[REQUIRED WORK]
All lines holding the string "Types" are to be shown.

[EXERCISE INPUTS]
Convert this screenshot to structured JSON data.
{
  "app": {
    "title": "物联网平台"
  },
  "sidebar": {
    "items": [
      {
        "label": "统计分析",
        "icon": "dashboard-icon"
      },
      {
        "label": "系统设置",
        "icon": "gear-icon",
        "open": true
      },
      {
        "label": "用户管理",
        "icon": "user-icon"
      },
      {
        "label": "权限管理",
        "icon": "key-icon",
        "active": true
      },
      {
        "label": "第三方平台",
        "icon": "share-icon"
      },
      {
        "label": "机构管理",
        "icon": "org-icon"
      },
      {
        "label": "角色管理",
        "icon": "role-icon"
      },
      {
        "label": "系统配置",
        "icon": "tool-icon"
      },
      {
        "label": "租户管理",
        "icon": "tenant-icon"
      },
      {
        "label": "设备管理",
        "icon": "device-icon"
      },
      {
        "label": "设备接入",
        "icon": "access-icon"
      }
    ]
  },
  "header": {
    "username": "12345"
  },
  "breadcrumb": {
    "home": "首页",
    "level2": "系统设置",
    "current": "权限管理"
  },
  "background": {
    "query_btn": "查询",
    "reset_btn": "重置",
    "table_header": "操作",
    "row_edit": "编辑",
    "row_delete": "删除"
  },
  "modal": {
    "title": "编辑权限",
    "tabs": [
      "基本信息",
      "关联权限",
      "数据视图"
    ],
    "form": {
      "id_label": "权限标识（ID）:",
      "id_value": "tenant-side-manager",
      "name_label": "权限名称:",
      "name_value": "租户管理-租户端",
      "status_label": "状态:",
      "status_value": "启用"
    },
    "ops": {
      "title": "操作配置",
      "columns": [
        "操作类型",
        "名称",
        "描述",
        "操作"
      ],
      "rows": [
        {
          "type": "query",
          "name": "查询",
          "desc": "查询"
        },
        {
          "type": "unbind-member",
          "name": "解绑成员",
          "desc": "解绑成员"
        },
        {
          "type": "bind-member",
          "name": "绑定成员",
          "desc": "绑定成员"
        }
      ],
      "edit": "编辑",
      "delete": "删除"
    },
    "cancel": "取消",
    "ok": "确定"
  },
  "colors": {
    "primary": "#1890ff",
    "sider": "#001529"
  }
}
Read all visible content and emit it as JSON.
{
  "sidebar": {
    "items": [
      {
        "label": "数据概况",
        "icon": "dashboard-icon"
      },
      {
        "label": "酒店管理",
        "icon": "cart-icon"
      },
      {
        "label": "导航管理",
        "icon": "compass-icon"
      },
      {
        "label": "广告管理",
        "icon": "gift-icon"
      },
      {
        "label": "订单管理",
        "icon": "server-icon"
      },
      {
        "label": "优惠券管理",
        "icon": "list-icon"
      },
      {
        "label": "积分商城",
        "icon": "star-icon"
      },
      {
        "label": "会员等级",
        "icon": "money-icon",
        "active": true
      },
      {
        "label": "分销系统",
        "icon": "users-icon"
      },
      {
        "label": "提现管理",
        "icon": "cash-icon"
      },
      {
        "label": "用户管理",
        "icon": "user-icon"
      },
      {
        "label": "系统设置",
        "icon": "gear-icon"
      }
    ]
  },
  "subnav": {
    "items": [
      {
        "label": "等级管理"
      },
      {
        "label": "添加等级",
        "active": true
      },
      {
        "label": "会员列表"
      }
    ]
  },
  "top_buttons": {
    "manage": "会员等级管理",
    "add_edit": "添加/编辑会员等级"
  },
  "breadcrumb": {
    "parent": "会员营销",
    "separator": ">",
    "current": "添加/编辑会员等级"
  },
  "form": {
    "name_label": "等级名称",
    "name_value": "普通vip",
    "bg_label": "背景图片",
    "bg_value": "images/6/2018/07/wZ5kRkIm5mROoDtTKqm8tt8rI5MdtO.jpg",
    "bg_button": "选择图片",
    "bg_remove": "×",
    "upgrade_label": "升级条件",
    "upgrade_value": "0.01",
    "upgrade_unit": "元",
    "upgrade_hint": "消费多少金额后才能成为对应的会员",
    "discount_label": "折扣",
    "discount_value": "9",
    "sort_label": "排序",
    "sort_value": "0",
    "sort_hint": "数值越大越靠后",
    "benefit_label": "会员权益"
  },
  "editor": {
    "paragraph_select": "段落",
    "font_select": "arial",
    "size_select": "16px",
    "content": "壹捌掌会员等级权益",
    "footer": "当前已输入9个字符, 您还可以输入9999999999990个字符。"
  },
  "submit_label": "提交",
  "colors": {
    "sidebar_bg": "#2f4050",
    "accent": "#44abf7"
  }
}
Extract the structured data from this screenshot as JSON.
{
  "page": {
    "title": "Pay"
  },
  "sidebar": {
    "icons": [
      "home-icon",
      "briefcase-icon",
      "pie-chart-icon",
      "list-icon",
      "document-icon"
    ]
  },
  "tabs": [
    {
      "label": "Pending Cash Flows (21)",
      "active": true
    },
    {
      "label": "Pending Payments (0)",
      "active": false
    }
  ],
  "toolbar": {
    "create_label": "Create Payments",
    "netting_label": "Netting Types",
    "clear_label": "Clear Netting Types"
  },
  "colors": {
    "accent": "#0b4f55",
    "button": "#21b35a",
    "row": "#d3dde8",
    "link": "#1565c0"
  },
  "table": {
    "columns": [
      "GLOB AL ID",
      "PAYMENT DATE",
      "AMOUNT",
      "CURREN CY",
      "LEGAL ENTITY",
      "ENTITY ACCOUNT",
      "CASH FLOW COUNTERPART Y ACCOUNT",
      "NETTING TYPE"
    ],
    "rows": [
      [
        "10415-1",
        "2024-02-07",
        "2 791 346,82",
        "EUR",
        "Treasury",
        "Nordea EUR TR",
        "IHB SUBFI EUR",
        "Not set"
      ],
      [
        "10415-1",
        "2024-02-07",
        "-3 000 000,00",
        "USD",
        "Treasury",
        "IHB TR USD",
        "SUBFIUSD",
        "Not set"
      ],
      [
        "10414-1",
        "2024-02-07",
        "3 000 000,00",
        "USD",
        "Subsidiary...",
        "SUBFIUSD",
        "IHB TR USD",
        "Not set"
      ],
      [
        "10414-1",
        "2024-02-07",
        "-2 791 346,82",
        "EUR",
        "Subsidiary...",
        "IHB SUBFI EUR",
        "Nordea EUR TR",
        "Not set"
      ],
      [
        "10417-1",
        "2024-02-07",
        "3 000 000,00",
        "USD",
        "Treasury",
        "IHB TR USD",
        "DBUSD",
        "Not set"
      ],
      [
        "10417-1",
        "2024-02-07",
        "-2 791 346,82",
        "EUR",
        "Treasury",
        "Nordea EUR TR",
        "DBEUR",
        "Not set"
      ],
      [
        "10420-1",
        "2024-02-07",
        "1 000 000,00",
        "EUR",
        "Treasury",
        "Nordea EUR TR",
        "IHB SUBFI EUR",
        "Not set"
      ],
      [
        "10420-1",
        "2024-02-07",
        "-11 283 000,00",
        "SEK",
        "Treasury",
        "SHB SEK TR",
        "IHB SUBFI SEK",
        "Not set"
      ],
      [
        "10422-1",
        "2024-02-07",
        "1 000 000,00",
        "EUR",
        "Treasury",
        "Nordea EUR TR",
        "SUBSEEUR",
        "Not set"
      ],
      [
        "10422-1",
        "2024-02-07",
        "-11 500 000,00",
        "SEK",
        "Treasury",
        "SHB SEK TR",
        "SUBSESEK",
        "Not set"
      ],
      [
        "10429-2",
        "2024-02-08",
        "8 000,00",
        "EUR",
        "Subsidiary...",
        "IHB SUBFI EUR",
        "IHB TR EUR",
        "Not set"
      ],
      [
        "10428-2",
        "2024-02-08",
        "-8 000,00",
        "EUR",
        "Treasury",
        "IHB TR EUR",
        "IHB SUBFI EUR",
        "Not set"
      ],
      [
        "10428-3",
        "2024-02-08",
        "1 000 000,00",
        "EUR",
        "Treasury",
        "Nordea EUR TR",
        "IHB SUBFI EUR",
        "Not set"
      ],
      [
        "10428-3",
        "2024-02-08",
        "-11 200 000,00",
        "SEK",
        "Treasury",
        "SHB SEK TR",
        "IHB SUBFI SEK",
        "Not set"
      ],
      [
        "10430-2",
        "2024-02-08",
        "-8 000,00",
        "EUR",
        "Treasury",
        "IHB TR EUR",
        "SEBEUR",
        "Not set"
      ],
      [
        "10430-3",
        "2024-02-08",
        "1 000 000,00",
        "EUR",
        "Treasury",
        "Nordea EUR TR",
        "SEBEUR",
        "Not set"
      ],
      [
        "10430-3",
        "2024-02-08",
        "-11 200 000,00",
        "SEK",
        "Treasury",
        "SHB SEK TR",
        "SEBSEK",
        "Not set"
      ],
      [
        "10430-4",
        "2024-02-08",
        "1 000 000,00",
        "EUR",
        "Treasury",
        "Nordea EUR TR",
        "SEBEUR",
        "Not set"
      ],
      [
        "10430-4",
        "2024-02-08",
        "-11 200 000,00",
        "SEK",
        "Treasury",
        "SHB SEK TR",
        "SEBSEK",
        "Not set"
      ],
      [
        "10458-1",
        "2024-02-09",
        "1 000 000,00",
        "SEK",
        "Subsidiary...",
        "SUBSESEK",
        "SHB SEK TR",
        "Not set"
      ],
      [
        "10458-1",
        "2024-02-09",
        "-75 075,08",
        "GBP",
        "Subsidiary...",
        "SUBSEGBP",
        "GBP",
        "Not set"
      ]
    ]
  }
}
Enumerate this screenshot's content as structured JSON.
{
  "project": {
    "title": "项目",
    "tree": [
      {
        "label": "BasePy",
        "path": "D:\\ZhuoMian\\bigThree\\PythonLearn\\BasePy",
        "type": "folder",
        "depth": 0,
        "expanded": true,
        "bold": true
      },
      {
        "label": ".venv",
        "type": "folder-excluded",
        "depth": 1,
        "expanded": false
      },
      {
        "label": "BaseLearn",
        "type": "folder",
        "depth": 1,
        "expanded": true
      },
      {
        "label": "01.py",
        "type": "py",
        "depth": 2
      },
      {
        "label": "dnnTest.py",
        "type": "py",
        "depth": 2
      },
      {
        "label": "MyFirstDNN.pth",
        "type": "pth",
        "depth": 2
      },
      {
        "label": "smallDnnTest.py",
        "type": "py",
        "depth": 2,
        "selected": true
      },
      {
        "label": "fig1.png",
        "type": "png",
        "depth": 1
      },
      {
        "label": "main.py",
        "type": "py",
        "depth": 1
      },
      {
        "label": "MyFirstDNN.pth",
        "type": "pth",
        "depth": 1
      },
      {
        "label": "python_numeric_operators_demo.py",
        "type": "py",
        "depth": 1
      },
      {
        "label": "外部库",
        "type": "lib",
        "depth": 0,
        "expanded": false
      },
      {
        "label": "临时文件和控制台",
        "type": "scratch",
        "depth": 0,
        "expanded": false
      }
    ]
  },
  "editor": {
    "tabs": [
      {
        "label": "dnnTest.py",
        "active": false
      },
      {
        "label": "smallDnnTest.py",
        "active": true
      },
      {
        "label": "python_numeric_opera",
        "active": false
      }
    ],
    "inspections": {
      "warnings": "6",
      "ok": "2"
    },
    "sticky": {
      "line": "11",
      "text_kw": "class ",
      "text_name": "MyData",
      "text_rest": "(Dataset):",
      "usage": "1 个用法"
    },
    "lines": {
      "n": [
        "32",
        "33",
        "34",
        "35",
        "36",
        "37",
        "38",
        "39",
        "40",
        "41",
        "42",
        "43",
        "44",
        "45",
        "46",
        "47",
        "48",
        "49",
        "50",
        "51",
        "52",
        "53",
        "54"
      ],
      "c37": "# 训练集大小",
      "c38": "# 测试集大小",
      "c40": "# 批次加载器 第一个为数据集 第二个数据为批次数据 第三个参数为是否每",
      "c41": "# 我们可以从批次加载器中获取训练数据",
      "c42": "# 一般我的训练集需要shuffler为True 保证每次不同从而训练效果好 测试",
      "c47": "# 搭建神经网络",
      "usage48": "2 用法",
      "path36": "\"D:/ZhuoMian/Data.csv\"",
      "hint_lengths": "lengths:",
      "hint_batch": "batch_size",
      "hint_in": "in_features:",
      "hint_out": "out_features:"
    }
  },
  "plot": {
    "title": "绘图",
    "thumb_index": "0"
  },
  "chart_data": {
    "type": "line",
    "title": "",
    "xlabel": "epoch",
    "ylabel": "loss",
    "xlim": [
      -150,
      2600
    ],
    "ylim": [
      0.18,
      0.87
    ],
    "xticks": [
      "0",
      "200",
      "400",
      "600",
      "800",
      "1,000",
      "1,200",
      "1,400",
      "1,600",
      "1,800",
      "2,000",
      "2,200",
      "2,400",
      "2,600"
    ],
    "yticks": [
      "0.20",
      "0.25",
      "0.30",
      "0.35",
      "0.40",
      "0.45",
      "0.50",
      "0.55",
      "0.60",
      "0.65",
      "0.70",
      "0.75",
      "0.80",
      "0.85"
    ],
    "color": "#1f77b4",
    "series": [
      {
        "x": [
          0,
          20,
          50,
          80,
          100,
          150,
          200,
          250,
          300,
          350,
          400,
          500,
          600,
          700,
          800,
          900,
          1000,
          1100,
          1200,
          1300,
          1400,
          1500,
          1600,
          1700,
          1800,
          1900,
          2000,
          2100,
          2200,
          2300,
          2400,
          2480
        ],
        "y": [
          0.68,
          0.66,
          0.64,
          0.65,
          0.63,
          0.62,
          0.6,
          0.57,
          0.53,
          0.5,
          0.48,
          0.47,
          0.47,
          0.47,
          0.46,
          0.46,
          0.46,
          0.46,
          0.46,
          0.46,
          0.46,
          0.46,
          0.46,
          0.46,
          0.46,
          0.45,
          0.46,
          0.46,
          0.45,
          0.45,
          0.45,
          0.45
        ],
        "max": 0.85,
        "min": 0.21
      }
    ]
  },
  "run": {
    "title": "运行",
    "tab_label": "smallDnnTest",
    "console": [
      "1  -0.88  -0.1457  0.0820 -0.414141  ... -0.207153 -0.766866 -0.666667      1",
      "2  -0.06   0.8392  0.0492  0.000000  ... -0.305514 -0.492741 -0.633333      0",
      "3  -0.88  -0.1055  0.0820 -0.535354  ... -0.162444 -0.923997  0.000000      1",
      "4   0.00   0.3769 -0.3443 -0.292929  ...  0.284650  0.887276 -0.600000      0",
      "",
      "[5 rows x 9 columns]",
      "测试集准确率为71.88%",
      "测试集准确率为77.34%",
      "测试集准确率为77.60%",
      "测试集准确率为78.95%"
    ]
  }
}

[ANSWER TO THE PROBLEM]
    "netting_label": "Netting Types",
    "clear_label": "Clear Netting Types"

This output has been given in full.